(PROBLEM DETAILS): Can you write out the whole listing exactly?
SUPPLIED ENTRIES start
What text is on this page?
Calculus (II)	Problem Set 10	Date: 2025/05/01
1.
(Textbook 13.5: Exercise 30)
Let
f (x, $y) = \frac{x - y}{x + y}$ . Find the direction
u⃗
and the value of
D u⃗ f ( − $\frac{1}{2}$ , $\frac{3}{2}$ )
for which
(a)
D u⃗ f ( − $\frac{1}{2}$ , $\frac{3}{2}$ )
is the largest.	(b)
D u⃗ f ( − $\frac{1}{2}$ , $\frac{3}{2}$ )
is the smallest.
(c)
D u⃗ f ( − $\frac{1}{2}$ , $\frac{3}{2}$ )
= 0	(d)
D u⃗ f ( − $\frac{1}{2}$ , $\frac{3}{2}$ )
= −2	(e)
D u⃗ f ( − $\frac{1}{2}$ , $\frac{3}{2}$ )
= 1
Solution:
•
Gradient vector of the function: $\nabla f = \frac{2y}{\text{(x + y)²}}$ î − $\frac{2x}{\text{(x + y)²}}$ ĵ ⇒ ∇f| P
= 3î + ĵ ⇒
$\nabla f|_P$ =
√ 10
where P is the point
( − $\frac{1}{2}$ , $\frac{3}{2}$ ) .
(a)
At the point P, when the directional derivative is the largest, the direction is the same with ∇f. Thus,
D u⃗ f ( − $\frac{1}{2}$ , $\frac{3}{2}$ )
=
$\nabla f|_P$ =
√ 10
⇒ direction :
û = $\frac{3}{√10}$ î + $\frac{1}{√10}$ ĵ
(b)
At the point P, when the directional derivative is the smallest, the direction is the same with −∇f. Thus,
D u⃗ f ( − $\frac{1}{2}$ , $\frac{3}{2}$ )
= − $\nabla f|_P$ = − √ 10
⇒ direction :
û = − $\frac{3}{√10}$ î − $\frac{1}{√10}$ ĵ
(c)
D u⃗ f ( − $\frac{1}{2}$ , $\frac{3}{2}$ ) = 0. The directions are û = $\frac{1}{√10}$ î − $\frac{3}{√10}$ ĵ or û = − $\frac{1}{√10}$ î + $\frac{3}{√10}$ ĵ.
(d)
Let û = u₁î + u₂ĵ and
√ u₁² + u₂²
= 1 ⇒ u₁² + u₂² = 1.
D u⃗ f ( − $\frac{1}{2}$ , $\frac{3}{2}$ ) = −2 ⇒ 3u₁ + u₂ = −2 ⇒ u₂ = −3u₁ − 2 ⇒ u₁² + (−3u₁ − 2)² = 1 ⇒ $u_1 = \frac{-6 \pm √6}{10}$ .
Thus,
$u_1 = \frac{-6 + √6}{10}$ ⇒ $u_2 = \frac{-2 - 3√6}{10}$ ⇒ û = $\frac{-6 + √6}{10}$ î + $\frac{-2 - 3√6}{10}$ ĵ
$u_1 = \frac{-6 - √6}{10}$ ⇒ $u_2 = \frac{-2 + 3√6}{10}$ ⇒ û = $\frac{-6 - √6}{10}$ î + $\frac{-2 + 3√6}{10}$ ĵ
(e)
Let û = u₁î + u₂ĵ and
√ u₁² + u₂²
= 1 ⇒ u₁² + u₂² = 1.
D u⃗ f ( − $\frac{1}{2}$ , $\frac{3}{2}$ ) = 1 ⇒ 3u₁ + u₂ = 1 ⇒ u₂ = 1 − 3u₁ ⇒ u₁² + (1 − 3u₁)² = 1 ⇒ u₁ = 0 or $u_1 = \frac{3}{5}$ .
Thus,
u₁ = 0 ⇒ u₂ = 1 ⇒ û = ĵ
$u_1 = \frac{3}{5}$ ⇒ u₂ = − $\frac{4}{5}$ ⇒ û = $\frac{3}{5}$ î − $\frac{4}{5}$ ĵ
SUPPLIED ENTRIES end
(WRITTEN SOLUTION):
What text is on this page?
Calculus (II)	Problem Set 10	Date: 2025/05/01
1.
(Textbook 13.5: Exercise 30)
Let
f (x, $y) = \frac{x - y}{x + y}$ . Find the direction
u⃗
and the value of
D u⃗ f ( − $\frac{1}{2}$ , $\frac{3}{2}$ )
for which
(a)
D u⃗ f ( − $\frac{1}{2}$ , $\frac{3}{2}$ )
is the largest.	(b)
D u⃗ f ( − $\frac{1}{2}$ , $\frac{3}{2}$ )
is the smallest.
(c)
D u⃗ f ( − $\frac{1}{2}$ , $\frac{3}{2}$ )
= 0	(d)
D u⃗ f ( − $\frac{1}{2}$ , $\frac{3}{2}$ )
= −2	(e)
D u⃗ f ( − $\frac{1}{2}$ , $\frac{3}{2}$ )
= 1
Solution:
•
Gradient vector of the function: $\nabla f = \frac{2y}{\text{(x + y)²}}$ î − $\frac{2x}{\text{(x + y)²}}$ ĵ ⇒ ∇f| P
= 3î + ĵ ⇒
$\nabla f|_P$ =
√ 10
where P is the point
( − $\frac{1}{2}$ , $\frac{3}{2}$ ) .
(a)
At the point P, when the directional derivative is the largest, the direction is the same with ∇f. Thus,
D u⃗ f ( − $\frac{1}{2}$ , $\frac{3}{2}$ )
=
$\nabla f|_P$ =
√ 10
⇒ direction :
û = $\frac{3}{√10}$ î + $\frac{1}{√10}$ ĵ
(b)
At the point P, when the directional derivative is the smallest, the direction is the same with −∇f. Thus,
D u⃗ f ( − $\frac{1}{2}$ , $\frac{3}{2}$ )
= − $\nabla f|_P$ = − √ 10
⇒ direction :
û = − $\frac{3}{√10}$ î − $\frac{1}{√10}$ ĵ
(c)
D u⃗ f ( − $\frac{1}{2}$ , $\frac{3}{2}$ ) = 0. The directions are û = $\frac{1}{√10}$ î − $\frac{3}{√10}$ ĵ or û = − $\frac{1}{√10}$ î + $\frac{3}{√10}$ ĵ.
(d)
Let û = u₁î + u₂ĵ and
√ u₁² + u₂²
= 1 ⇒ u₁² + u₂² = 1.
D u⃗ f ( − $\frac{1}{2}$ , $\frac{3}{2}$ ) = −2 ⇒ 3u₁ + u₂ = −2 ⇒ u₂ = −3u₁ − 2 ⇒ u₁² + (−3u₁ − 2)² = 1 ⇒ $u_1 = \frac{-6 \pm √6}{10}$ .
Thus,
$u_1 = \frac{-6 + √6}{10}$ ⇒ $u_2 = \frac{-2 - 3√6}{10}$ ⇒ û = $\frac{-6 + √6}{10}$ î + $\frac{-2 - 3√6}{10}$ ĵ
$u_1 = \frac{-6 - √6}{10}$ ⇒ $u_2 = \frac{-2 + 3√6}{10}$ ⇒ û = $\frac{-6 - √6}{10}$ î + $\frac{-2 + 3√6}{10}$ ĵ
(e)
Let û = u₁î + u₂ĵ and
√ u₁² + u₂²
= 1 ⇒ u₁² + u₂² = 1.
D u⃗ f ( − $\frac{1}{2}$ , $\frac{3}{2}$ ) = 1 ⇒ 3u₁ + u₂ = 1 ⇒ u₂ = 1 − 3u₁ ⇒ u₁² + (1 − 3u₁)² = 1 ⇒ u₁ = 0 or $u_1 = \frac{3}{5}$ .
Thus,
u₁ = 0 ⇒ u₂ = 1 ⇒ û = ĵ
$u_1 = \frac{3}{5}$ ⇒ u₂ = − $\frac{4}{5}$ ⇒ û = $\frac{3}{5}$ î − $\frac{4}{5}$ ĵ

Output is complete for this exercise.